▶ [Aufgabenstellung]
**1.** Nennen Sie alle Beschwerden, unter denen laut dem Text über Hypnose gegen Niesen jeder dritte Deutsche leidet.
**2.** Wie viele Sitzungen sind laut dem Text über Hypnose gegen Niesen für die Therapie nötig?

▶ [Textabschnitt]
=-=-=-=-=

Hypnose gegen Niesen

Tipps gegen allergische Reaktionen
Tipp gegen allergische Reaktionen:„Mit etwas Übung bewirkt z. B. die Vorstellung von Eis auf der Schleimhaut, dass die Nase nicht mehr läuft," sagt Dr. Wolfgang Blohm © Fotolia

Heuschnupfen und Niesreiz ist lästig. Was also tun? Ausgerechnet wenn die Natur erwacht, geht das Elend los: Jeder dritte Deutsche leidet unter Nies-Attacken, Augenjucken oder Abgeschlagenheit, weil die fehlgeleitete Abwehr auf harmlose Pollen reagiert. Jetzt bestätigen neue Studien: Klinische Hypnose kann helfen.

 

Ohne die eigene Mitarbeit geht nichts

Wer nun denkt, eine Sitzung mit ein paar Zaubersätzen würde alles erledigen, irrt. „Wir wenden keine Gehirnwäsche an, sondern ein Therapieverfahren. Dazu braucht es die volle Mitarbeit der Patienten", sagt Dr. Wolfgang Blohm, Leiter der Fachklinik für Hypnotherapie in Breklum bei Husum. 15 bis 20 Sitzungen sind nötig. Darin wird der Patient durch Worte in einen Trancezustand gebracht. „So bekommen wir Zugang zum Unterbewusstsein, können innere Bilder nutzen", sagt der Fachmann. „Damit es keine Missverständnisse gibt: Trance ist ein Zustand der tiefen Entspannung. Man ist weder bewusst- noch willenlos."

 

Innere Bilder stoppen das Naselaufen

Klinische Hypnose wirkt auf mehreren Ebenen. Es wird davon ausgegangen, dass es neben der genetischen Allergie-Veranlagung auch ein seelisches Spannungsfeld gibt. „Oft fühlen sich Allergiker z. B. fremdbestimmt. So etwas spüren wir auf und erarbeiten Verhaltensänderungen", so Dr. Blohm. „Weiter vermitteln wir Techniken zur Selbsthypnose." Damit lernen Betroffene, durch innere Bilder Einfluss auf gewisse Körperfunktionen zu nehmen. „Mit etwas Übung bewirkt z. B. die Vorstellung von Eis auf der Schleimhaut, dass die Nase nicht mehr läuft." Und schließlich kann über die Vorstellungskraft auch das Immunsystem stabilisiert werden. Das wird geübt.

=-=-=-=-=

▶ [Bereitgestellte Einträge]
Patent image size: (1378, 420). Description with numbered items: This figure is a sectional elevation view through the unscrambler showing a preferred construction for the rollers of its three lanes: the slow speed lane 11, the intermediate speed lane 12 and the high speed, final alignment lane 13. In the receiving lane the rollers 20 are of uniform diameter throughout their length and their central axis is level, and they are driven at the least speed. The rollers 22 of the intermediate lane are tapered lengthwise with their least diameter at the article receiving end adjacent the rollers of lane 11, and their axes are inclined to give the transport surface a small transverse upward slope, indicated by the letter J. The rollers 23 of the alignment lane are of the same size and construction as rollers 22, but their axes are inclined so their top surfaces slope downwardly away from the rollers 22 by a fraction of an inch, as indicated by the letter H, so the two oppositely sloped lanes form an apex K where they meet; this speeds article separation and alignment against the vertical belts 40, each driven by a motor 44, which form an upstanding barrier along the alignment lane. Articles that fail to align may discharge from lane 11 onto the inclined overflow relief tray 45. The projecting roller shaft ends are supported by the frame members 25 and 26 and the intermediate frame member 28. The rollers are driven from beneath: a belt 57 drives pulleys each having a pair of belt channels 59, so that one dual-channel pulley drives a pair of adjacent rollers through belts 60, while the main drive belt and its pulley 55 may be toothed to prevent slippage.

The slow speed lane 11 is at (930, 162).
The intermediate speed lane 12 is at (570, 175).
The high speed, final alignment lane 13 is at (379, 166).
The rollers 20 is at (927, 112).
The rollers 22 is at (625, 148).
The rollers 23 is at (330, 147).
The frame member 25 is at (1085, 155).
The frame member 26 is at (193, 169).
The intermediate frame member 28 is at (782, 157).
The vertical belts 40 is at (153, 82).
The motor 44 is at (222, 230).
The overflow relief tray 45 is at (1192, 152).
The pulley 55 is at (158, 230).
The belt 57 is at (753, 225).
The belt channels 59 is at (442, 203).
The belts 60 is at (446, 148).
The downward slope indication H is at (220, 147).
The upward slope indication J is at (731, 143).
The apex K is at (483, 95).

=-=-=-=-=

▶ [Lösungen]
**1.** Nies-Attacken, Augenjucken, Abgeschlagenheit

**2.** 15 bis 20 Sitzungen